Supplied data:
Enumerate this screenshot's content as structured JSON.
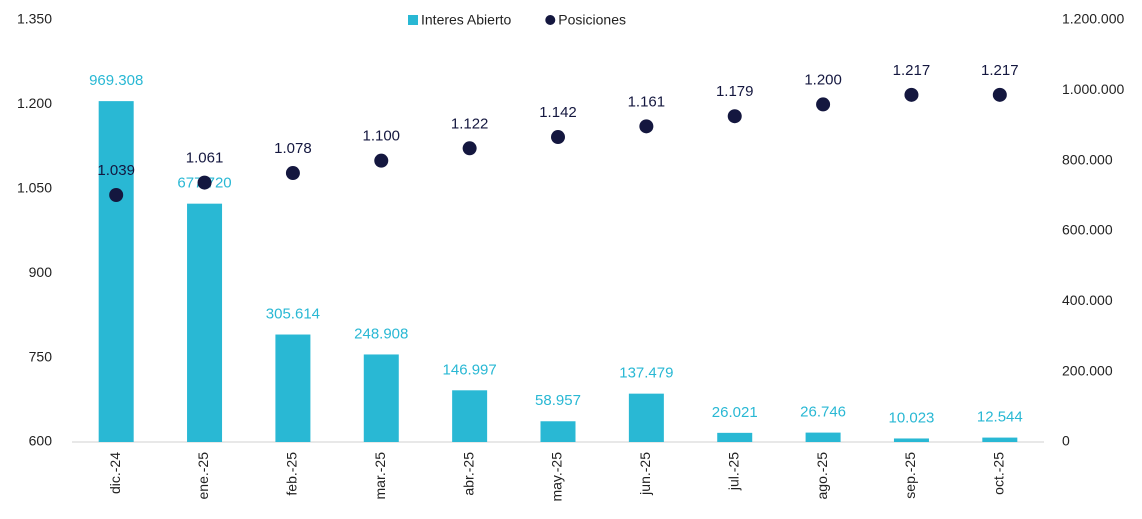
{
  "chart_data": {
    "type": "combo",
    "categories": [
      "dic.-24",
      "ene.-25",
      "feb.-25",
      "mar.-25",
      "abr.-25",
      "may.-25",
      "jun.-25",
      "jul.-25",
      "ago.-25",
      "sep.-25",
      "oct.-25"
    ],
    "series": [
      {
        "name": "Interes Abierto",
        "type": "bar",
        "axis": "y2",
        "color": "#29b8d4",
        "values": [
          969308,
          677720,
          305614,
          248908,
          146997,
          58957,
          137479,
          26021,
          26746,
          10023,
          12544
        ],
        "value_labels": [
          "969.308",
          "677.720",
          "305.614",
          "248.908",
          "146.997",
          "58.957",
          "137.479",
          "26.021",
          "26.746",
          "10.023",
          "12.544"
        ]
      },
      {
        "name": "Posiciones",
        "type": "scatter",
        "axis": "y",
        "color": "#14173f",
        "values": [
          1039,
          1061,
          1078,
          1100,
          1122,
          1142,
          1161,
          1179,
          1200,
          1217,
          1217
        ],
        "value_labels": [
          "1.039",
          "1.061",
          "1.078",
          "1.100",
          "1.122",
          "1.142",
          "1.161",
          "1.179",
          "1.200",
          "1.217",
          "1.217"
        ]
      }
    ],
    "ylim": [
      600,
      1350
    ],
    "yticks": [
      600,
      750,
      900,
      {
        "value": 1050,
        "label": "1.050"
      },
      {
        "value": 1200,
        "label": "1.200"
      },
      {
        "value": 1350,
        "label": "1.350"
      }
    ],
    "y2lim": [
      0,
      1200000
    ],
    "y2ticks": [
      0,
      {
        "value": 200000,
        "label": "200.000"
      },
      {
        "value": 400000,
        "label": "400.000"
      },
      {
        "value": 600000,
        "label": "600.000"
      },
      {
        "value": 800000,
        "label": "800.000"
      },
      {
        "value": 1000000,
        "label": "1.000.000"
      },
      {
        "value": 1200000,
        "label": "1.200.000"
      }
    ],
    "grid": false,
    "legend": "top"
  }
}
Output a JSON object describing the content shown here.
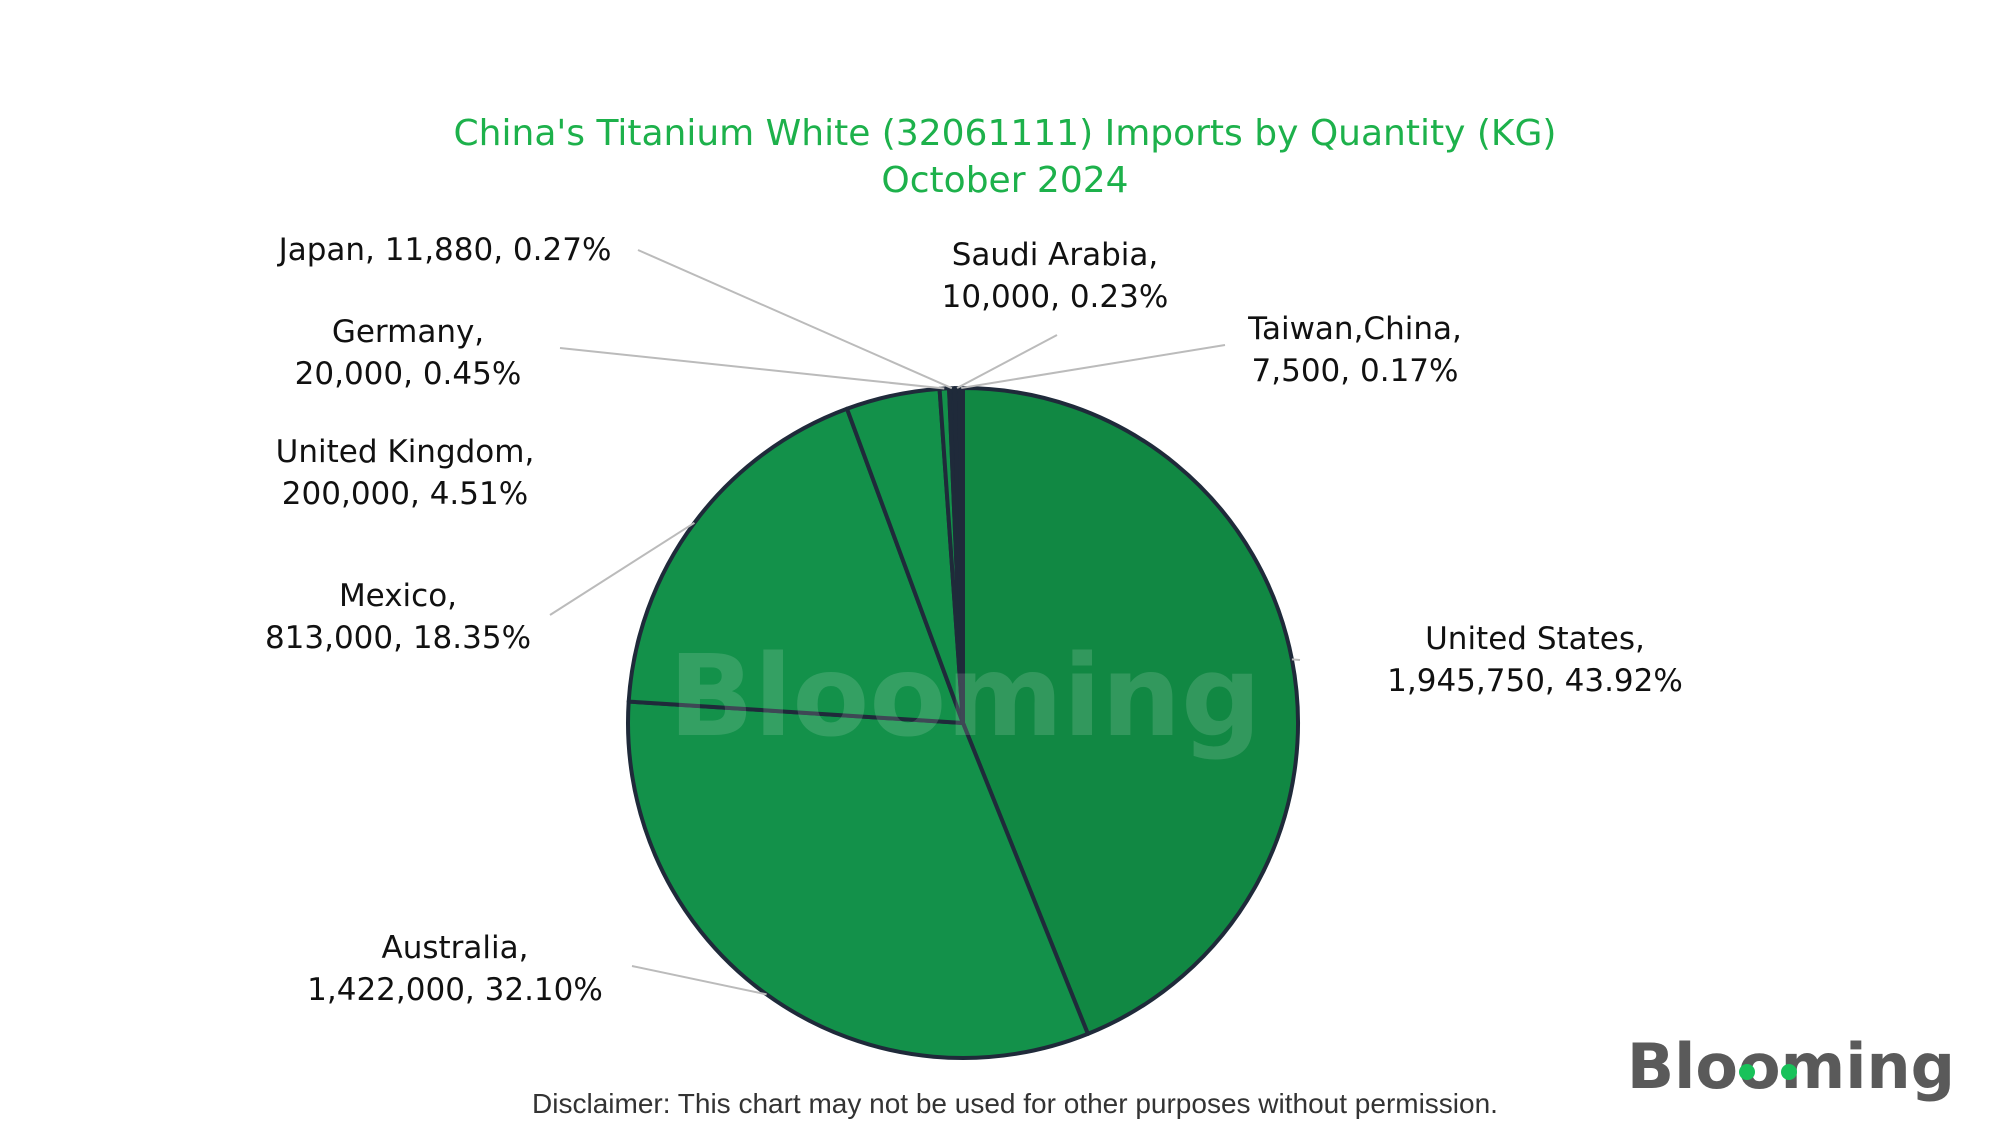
{
  "chart_data": {
    "type": "pie",
    "title": "China's Titanium White (32061111) Imports by Quantity (KG)",
    "subtitle": "October 2024",
    "slices": [
      {
        "name": "United States",
        "value": 1945750,
        "value_label": "1,945,750",
        "percent_label": "43.92%",
        "color": "#118843"
      },
      {
        "name": "Australia",
        "value": 1422000,
        "value_label": "1,422,000",
        "percent_label": "32.10%",
        "color": "#13914a"
      },
      {
        "name": "Mexico",
        "value": 813000,
        "value_label": "813,000",
        "percent_label": "18.35%",
        "color": "#13914a"
      },
      {
        "name": "United Kingdom",
        "value": 200000,
        "value_label": "200,000",
        "percent_label": "4.51%",
        "color": "#13914a"
      },
      {
        "name": "Germany",
        "value": 20000,
        "value_label": "20,000",
        "percent_label": "0.45%",
        "color": "#13914a"
      },
      {
        "name": "Japan",
        "value": 11880,
        "value_label": "11,880",
        "percent_label": "0.27%",
        "color": "#13914a"
      },
      {
        "name": "Saudi Arabia",
        "value": 10000,
        "value_label": "10,000",
        "percent_label": "0.23%",
        "color": "#13914a"
      },
      {
        "name": "Taiwan,China",
        "value": 7500,
        "value_label": "7,500",
        "percent_label": "0.17%",
        "color": "#13914a"
      }
    ],
    "start_angle_deg": 0,
    "direction": "clockwise",
    "legend": "none",
    "title_color": "#1db14b",
    "slice_border_color": "#1f2a3a",
    "leader_line_color": "#bbbbbb"
  },
  "watermark": "Blooming",
  "logo": "Blooming",
  "disclaimer": "Disclaimer: This chart may not be used for other purposes without permission."
}
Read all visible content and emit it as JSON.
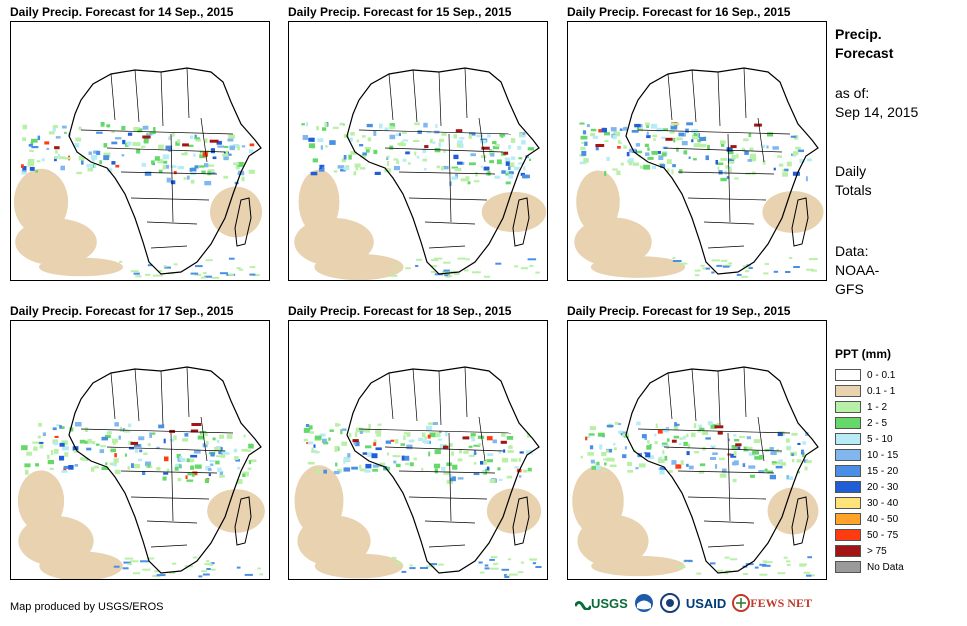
{
  "panels": [
    {
      "title": "Daily Precip. Forecast for 14 Sep., 2015"
    },
    {
      "title": "Daily Precip. Forecast for 15 Sep., 2015"
    },
    {
      "title": "Daily Precip. Forecast for 16 Sep., 2015"
    },
    {
      "title": "Daily Precip. Forecast for 17 Sep., 2015"
    },
    {
      "title": "Daily Precip. Forecast for 18 Sep., 2015"
    },
    {
      "title": "Daily Precip. Forecast for 19 Sep., 2015"
    }
  ],
  "side": {
    "title_line1": "Precip.",
    "title_line2": "Forecast",
    "asof_label": "as of:",
    "asof_date": "Sep 14, 2015",
    "daily_line1": "Daily",
    "daily_line2": "Totals",
    "data_line1": "Data:",
    "data_line2": "NOAA-",
    "data_line3": "GFS"
  },
  "legend": {
    "title": "PPT (mm)",
    "items": [
      {
        "label": "0 - 0.1",
        "color": "#ffffff"
      },
      {
        "label": "0.1 - 1",
        "color": "#e8d2b0"
      },
      {
        "label": "1 - 2",
        "color": "#b9f0a8"
      },
      {
        "label": "2 - 5",
        "color": "#66d86a"
      },
      {
        "label": "5 - 10",
        "color": "#b7ecf7"
      },
      {
        "label": "10 - 15",
        "color": "#7fb7ee"
      },
      {
        "label": "15 - 20",
        "color": "#4a8fe6"
      },
      {
        "label": "20 - 30",
        "color": "#1f5ed6"
      },
      {
        "label": "30 - 40",
        "color": "#ffe27a"
      },
      {
        "label": "40 - 50",
        "color": "#ffa32a"
      },
      {
        "label": "50 - 75",
        "color": "#ff3b10"
      },
      {
        "label": "> 75",
        "color": "#a31515"
      },
      {
        "label": "No Data",
        "color": "#9a9a9a"
      }
    ]
  },
  "footer": {
    "credit": "Map produced by USGS/EROS"
  },
  "logos": {
    "usgs": "USGS",
    "usaid": "USAID",
    "fewsnet": "FEWS NET"
  }
}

Goal:
All of the material above needs to be restated exactly, with no pictures.

Output of the exercise:
Enumerate this screenshot's content as structured JSON.
{
  "chart_data": {
    "type": "combo",
    "categories": [
      "dic.-24",
      "ene.-25",
      "feb.-25",
      "mar.-25",
      "abr.-25",
      "may.-25",
      "jun.-25",
      "jul.-25",
      "ago.-25",
      "sep.-25",
      "oct.-25"
    ],
    "series": [
      {
        "name": "Interes Abierto",
        "type": "bar",
        "axis": "y2",
        "color": "#29b8d4",
        "values": [
          969308,
          677720,
          305614,
          248908,
          146997,
          58957,
          137479,
          26021,
          26746,
          10023,
          12544
        ],
        "value_labels": [
          "969.308",
          "677.720",
          "305.614",
          "248.908",
          "146.997",
          "58.957",
          "137.479",
          "26.021",
          "26.746",
          "10.023",
          "12.544"
        ]
      },
      {
        "name": "Posiciones",
        "type": "scatter",
        "axis": "y",
        "color": "#14173f",
        "values": [
          1039,
          1061,
          1078,
          1100,
          1122,
          1142,
          1161,
          1179,
          1200,
          1217,
          1217
        ],
        "value_labels": [
          "1.039",
          "1.061",
          "1.078",
          "1.100",
          "1.122",
          "1.142",
          "1.161",
          "1.179",
          "1.200",
          "1.217",
          "1.217"
        ]
      }
    ],
    "ylim": [
      600,
      1350
    ],
    "yticks": [
      600,
      750,
      900,
      {
        "value": 1050,
        "label": "1.050"
      },
      {
        "value": 1200,
        "label": "1.200"
      },
      {
        "value": 1350,
        "label": "1.350"
      }
    ],
    "y2lim": [
      0,
      1200000
    ],
    "y2ticks": [
      0,
      {
        "value": 200000,
        "label": "200.000"
      },
      {
        "value": 400000,
        "label": "400.000"
      },
      {
        "value": 600000,
        "label": "600.000"
      },
      {
        "value": 800000,
        "label": "800.000"
      },
      {
        "value": 1000000,
        "label": "1.000.000"
      },
      {
        "value": 1200000,
        "label": "1.200.000"
      }
    ],
    "grid": false,
    "legend": "top"
  }
}
Output a JSON object describing the content shown here.
{
  "chart_data": {
    "type": "pie",
    "title": "China's Titanium White (32061111) Imports by Quantity (KG)",
    "subtitle": "October 2024",
    "slices": [
      {
        "name": "United States",
        "value": 1945750,
        "value_label": "1,945,750",
        "percent_label": "43.92%",
        "color": "#118843"
      },
      {
        "name": "Australia",
        "value": 1422000,
        "value_label": "1,422,000",
        "percent_label": "32.10%",
        "color": "#13914a"
      },
      {
        "name": "Mexico",
        "value": 813000,
        "value_label": "813,000",
        "percent_label": "18.35%",
        "color": "#13914a"
      },
      {
        "name": "United Kingdom",
        "value": 200000,
        "value_label": "200,000",
        "percent_label": "4.51%",
        "color": "#13914a"
      },
      {
        "name": "Germany",
        "value": 20000,
        "value_label": "20,000",
        "percent_label": "0.45%",
        "color": "#13914a"
      },
      {
        "name": "Japan",
        "value": 11880,
        "value_label": "11,880",
        "percent_label": "0.27%",
        "color": "#13914a"
      },
      {
        "name": "Saudi Arabia",
        "value": 10000,
        "value_label": "10,000",
        "percent_label": "0.23%",
        "color": "#13914a"
      },
      {
        "name": "Taiwan,China",
        "value": 7500,
        "value_label": "7,500",
        "percent_label": "0.17%",
        "color": "#13914a"
      }
    ],
    "start_angle_deg": 0,
    "direction": "clockwise",
    "legend": "none",
    "title_color": "#1db14b",
    "slice_border_color": "#1f2a3a",
    "leader_line_color": "#bbbbbb"
  },
  "watermark": "Blooming",
  "logo": "Blooming",
  "disclaimer": "Disclaimer: This chart may not be used for other purposes without permission."
}
Read all visible content and emit it as JSON.
{
  "panels": [
    {
      "title": "Daily Precip. Forecast for 14 Sep., 2015"
    },
    {
      "title": "Daily Precip. Forecast for 15 Sep., 2015"
    },
    {
      "title": "Daily Precip. Forecast for 16 Sep., 2015"
    },
    {
      "title": "Daily Precip. Forecast for 17 Sep., 2015"
    },
    {
      "title": "Daily Precip. Forecast for 18 Sep., 2015"
    },
    {
      "title": "Daily Precip. Forecast for 19 Sep., 2015"
    }
  ],
  "side": {
    "title_line1": "Precip.",
    "title_line2": "Forecast",
    "asof_label": "as of:",
    "asof_date": "Sep 14, 2015",
    "daily_line1": "Daily",
    "daily_line2": "Totals",
    "data_line1": "Data:",
    "data_line2": "NOAA-",
    "data_line3": "GFS"
  },
  "legend": {
    "title": "PPT (mm)",
    "items": [
      {
        "label": "0 - 0.1",
        "color": "#ffffff"
      },
      {
        "label": "0.1 - 1",
        "color": "#e8d2b0"
      },
      {
        "label": "1 - 2",
        "color": "#b9f0a8"
      },
      {
        "label": "2 - 5",
        "color": "#66d86a"
      },
      {
        "label": "5 - 10",
        "color": "#b7ecf7"
      },
      {
        "label": "10 - 15",
        "color": "#7fb7ee"
      },
      {
        "label": "15 - 20",
        "color": "#4a8fe6"
      },
      {
        "label": "20 - 30",
        "color": "#1f5ed6"
      },
      {
        "label": "30 - 40",
        "color": "#ffe27a"
      },
      {
        "label": "40 - 50",
        "color": "#ffa32a"
      },
      {
        "label": "50 - 75",
        "color": "#ff3b10"
      },
      {
        "label": "> 75",
        "color": "#a31515"
      },
      {
        "label": "No Data",
        "color": "#9a9a9a"
      }
    ]
  },
  "footer": {
    "credit": "Map produced by USGS/EROS"
  },
  "logos": {
    "usgs": "USGS",
    "usaid": "USAID",
    "fewsnet": "FEWS NET"
  }
}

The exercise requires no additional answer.